[Datos registrados]
==============================
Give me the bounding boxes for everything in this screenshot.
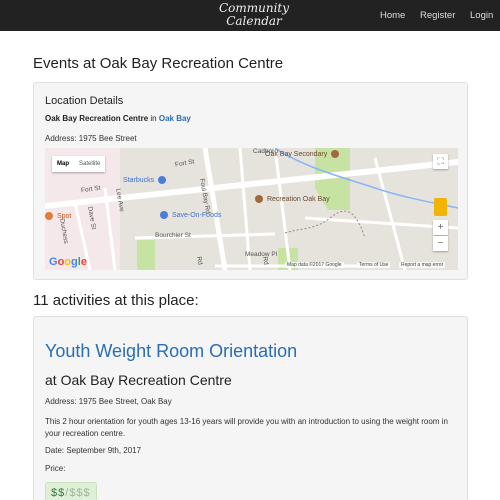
zoom-in-button[interactable]: + [433,220,448,235]
location-city-link[interactable]: Oak Bay [159,114,191,123]
map-terms-link[interactable]: Terms of Use [357,262,391,268]
map-type-map-button[interactable]: Map [52,156,74,172]
location-details-title: Location Details [45,95,124,107]
activity-description: This 2 hour orientation for youth ages 1… [45,417,448,438]
activity-title-link[interactable]: Youth Weight Room Orientation [45,341,297,362]
activity-price-label: Price: [45,464,66,473]
place-marker-icon [255,195,263,203]
map-type-satellite-button[interactable]: Satellite [74,156,105,172]
price-active-symbols: $$ [51,487,66,499]
map-poi-school[interactable]: Oak Bay Secondary [265,150,341,158]
shopping-cart-icon [160,211,168,219]
poi-starbucks-label: Starbucks [123,176,155,184]
food-icon [45,212,53,220]
poi-school-label: Oak Bay Secondary [265,150,328,158]
location-name: Oak Bay Recreation Centre [45,114,149,123]
fullscreen-icon[interactable]: ⛶ [433,154,448,169]
map-data-attribution: Map data ©2017 Google [285,262,344,268]
map-street-label: Rd [195,256,204,266]
map-park-area-small [137,240,155,270]
poi-save-on-foods-label: Save-On-Foods [171,211,222,219]
price-rating-badge: $$/$$$ [45,482,97,500]
map-street-label: Rd [261,256,270,266]
zoom-out-button[interactable]: − [433,236,448,251]
map-poi-spot[interactable]: Spot [45,212,71,220]
nav-home-link[interactable]: Home [380,10,405,21]
map-poi-save-on-foods[interactable]: Save-On-Foods [160,211,221,219]
activity-address: Address: 1975 Bee Street, Oak Bay [45,397,172,406]
map-poi-starbucks[interactable]: Starbucks [123,176,168,184]
activity-date: Date: September 9th, 2017 [45,446,142,455]
location-address: Address: 1975 Bee Street [45,134,137,143]
activities-heading: 11 activities at this place: [33,292,199,309]
shopping-icon [158,176,167,184]
brand-logo[interactable]: Community Calendar [217,2,291,28]
map-report-error-link[interactable]: Report a map error [399,262,446,268]
activity-card: Youth Weight Room Orientation at Oak Bay… [33,316,468,500]
location-details-card: Location Details Oak Bay Recreation Cent… [33,82,468,280]
google-logo[interactable]: Google [49,256,87,268]
location-in-word: in [150,114,157,123]
activity-place: at Oak Bay Recreation Centre [45,372,232,388]
map-type-control: Map Satellite [52,156,106,172]
location-map[interactable]: Map Satellite ⛶ + − Fort St Fort St Cadb… [45,148,458,270]
poi-spot-label: Spot [56,212,72,220]
price-inactive-symbols: $$$ [69,487,91,499]
nav-login-link[interactable]: Login [470,10,493,21]
location-name-line: Oak Bay Recreation Centre in Oak Bay [45,114,191,123]
poi-recreation-label: Recreation Oak Bay [266,195,330,203]
nav-register-link[interactable]: Register [420,10,455,21]
navbar: Community Calendar Home Register Login [0,0,500,31]
page-title: Events at Oak Bay Recreation Centre [33,55,284,72]
school-icon [331,150,340,158]
pegman-icon[interactable] [434,198,447,216]
map-poi-recreation[interactable]: Recreation Oak Bay [255,195,330,203]
map-street-label: Bourchier St [155,232,191,239]
map-road-east-2 [373,157,407,270]
map-trail [284,210,366,239]
brand-line-2: Calendar [226,14,282,28]
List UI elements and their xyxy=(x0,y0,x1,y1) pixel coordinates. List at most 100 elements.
==============================
= EN QUÉ CONSISTE =
Por favor, reemplaza "Oak Bay" por "Victoria" en el tramo desde la fila que contiene "zoom-in-button[interactable]: + [433,220,448,235]" hasta la que contiene "map-poi-starbucks[interactable]: Starbucks [123,176,168,184]", ambas incluidas, sin cambiar nada más. Devuelve solo esas filas.

= RESPUESTA AL EJERCICIO =
zoom-in-button[interactable]: + [433,220,448,235]
location-city-link[interactable]: Victoria [159,114,191,123]
map-terms-link[interactable]: Terms of Use [357,262,391,268]
map-type-map-button[interactable]: Map [52,156,74,172]
location-details-title: Location Details [45,95,124,107]
activity-description: This 2 hour orientation for youth ages 1… [45,417,448,438]
activity-title-link[interactable]: Youth Weight Room Orientation [45,341,297,362]
activity-price-label: Price: [45,464,66,473]
place-marker-icon [255,195,263,203]
map-type-satellite-button[interactable]: Satellite [74,156,105,172]
price-active-symbols: $$ [51,487,66,499]
map-poi-school[interactable]: Victoria Secondary [265,150,341,158]
shopping-cart-icon [160,211,168,219]
poi-starbucks-label: Starbucks [123,176,155,184]
food-icon [45,212,53,220]
poi-school-label: Victoria Secondary [265,150,328,158]
location-name: Victoria Recreation Centre [45,114,149,123]
fullscreen-icon[interactable]: ⛶ [433,154,448,169]
map-data-attribution: Map data ©2017 Google [285,262,344,268]
map-street-label: Rd [195,256,204,266]
map-park-area-small [137,240,155,270]
poi-save-on-foods-label: Save-On-Foods [171,211,222,219]
price-rating-badge: $$/$$$ [45,482,97,500]
map-street-label: Rd [261,256,270,266]
zoom-out-button[interactable]: − [433,236,448,251]
map-poi-spot[interactable]: Spot [45,212,71,220]
nav-home-link[interactable]: Home [380,10,405,21]
map-poi-save-on-foods[interactable]: Save-On-Foods [160,211,221,219]
activity-address: Address: 1975 Bee Street, Victoria [45,397,172,406]
map-poi-starbucks[interactable]: Starbucks [123,176,168,184]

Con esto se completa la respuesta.